§ Dataset extract

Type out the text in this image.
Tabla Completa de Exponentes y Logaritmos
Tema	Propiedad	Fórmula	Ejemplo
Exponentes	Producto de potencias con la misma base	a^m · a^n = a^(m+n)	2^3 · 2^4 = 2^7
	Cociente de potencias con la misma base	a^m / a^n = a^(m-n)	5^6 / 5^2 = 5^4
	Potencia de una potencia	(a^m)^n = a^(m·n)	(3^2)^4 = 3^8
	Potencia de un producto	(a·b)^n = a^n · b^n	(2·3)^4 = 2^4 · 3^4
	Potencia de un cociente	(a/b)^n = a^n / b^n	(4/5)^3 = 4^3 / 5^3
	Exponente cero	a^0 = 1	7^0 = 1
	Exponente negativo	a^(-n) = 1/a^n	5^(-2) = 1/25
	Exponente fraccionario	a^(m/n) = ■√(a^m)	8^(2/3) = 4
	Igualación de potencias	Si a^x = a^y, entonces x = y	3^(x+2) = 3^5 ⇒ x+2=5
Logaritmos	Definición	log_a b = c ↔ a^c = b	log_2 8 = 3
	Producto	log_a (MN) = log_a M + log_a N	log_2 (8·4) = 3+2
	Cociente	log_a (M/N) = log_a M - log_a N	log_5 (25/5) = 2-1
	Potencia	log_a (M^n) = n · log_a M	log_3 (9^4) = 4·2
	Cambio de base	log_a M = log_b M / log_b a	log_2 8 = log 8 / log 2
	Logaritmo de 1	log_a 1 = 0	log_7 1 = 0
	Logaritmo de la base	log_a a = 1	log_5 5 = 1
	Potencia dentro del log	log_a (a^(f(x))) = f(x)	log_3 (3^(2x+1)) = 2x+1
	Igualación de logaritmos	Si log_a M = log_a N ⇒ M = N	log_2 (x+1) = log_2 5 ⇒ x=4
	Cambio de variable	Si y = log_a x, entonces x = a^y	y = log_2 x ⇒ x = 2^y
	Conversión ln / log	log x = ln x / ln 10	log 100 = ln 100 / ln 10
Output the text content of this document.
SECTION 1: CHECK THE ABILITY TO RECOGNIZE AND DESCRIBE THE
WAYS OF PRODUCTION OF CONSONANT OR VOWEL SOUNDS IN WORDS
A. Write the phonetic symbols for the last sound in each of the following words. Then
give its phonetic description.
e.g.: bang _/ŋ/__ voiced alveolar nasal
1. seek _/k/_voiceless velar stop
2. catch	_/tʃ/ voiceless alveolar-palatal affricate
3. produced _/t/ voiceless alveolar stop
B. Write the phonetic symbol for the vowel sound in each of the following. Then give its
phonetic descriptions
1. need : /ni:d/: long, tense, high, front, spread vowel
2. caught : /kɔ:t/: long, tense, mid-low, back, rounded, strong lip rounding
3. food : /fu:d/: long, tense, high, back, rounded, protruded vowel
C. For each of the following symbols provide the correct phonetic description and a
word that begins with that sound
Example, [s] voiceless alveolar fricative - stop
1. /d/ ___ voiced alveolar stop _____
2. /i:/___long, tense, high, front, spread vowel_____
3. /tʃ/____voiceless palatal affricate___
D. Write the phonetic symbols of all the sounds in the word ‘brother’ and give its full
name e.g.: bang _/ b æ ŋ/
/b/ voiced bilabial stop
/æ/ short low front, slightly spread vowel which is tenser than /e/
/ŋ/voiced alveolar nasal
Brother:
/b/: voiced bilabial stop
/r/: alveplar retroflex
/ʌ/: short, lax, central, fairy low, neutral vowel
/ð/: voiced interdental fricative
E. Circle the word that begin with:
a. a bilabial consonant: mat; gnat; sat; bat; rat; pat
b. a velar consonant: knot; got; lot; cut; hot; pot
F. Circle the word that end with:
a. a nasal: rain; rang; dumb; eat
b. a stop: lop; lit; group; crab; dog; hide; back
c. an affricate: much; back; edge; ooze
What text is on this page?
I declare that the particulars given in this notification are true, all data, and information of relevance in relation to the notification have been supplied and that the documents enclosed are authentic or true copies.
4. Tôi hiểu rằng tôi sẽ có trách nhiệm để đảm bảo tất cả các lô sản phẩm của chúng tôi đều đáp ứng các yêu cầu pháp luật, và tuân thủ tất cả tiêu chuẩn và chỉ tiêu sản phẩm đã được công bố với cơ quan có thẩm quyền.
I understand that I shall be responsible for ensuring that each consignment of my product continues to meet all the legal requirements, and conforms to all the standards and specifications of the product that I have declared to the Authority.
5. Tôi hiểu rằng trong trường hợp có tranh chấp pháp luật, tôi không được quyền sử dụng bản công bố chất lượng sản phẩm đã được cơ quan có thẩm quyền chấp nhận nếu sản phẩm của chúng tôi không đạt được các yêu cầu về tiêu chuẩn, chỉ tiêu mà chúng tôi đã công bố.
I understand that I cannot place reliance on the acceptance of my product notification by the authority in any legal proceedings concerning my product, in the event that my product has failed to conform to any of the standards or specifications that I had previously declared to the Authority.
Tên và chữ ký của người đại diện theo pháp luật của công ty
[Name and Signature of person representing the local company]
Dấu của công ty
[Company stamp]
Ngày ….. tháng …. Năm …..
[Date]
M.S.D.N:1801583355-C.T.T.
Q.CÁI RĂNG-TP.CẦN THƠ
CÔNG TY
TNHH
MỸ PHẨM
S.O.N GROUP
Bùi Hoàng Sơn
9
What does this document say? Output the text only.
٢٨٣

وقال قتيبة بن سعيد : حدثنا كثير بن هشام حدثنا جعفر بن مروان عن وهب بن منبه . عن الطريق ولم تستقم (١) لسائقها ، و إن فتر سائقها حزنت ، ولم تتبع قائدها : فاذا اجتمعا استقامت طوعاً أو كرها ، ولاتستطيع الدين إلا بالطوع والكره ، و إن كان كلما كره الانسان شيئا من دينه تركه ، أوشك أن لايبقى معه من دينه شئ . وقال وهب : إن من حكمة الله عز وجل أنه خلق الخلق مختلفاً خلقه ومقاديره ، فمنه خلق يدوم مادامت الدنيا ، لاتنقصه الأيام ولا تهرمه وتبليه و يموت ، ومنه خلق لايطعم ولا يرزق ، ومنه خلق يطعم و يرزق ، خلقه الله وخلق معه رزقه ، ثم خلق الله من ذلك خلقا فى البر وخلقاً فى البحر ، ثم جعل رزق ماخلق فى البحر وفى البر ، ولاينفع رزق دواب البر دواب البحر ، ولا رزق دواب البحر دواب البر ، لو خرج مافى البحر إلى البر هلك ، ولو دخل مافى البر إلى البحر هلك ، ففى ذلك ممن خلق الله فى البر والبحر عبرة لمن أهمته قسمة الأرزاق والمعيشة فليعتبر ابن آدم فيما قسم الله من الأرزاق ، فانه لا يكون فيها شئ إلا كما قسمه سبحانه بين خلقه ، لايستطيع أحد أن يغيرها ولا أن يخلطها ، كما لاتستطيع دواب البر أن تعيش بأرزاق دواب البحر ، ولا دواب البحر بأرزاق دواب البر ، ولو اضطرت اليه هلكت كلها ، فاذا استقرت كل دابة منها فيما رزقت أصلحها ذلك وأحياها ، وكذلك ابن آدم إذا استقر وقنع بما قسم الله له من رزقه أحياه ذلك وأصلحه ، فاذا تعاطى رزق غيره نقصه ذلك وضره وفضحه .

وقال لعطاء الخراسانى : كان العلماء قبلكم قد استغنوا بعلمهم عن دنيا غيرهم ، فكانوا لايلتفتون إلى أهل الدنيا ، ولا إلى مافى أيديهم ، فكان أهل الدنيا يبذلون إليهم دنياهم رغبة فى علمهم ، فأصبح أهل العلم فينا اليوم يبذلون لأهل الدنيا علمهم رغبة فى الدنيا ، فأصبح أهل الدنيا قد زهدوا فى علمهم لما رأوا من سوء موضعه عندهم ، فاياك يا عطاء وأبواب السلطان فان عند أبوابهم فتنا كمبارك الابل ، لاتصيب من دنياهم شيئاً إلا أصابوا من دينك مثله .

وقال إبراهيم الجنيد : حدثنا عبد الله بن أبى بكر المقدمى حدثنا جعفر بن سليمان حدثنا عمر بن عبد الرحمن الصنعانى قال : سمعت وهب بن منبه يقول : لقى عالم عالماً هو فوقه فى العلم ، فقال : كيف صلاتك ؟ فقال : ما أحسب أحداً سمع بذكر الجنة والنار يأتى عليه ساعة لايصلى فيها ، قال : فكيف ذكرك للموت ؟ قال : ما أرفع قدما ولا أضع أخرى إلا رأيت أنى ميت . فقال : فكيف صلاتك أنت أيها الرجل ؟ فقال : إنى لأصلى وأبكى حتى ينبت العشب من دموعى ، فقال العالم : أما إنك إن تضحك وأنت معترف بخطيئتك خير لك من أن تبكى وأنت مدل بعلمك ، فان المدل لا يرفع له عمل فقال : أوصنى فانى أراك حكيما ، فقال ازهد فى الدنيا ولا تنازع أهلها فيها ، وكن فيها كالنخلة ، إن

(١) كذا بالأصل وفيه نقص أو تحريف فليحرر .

§ Exercise aim
Check each line of the entries above, and show every one holding the word "Authority".

§ Solution to the problem
I understand that I shall be responsible for ensuring that each consignment of my product continues to meet all the legal requirements, and conforms to all the standards and specifications of the product that I have declared to the Authority.
I understand that I cannot place reliance on the acceptance of my product notification by the authority in any legal proceedings concerning my product, in the event that my product has failed to conform to any of the standards or specifications that I had previously declared to the Authority.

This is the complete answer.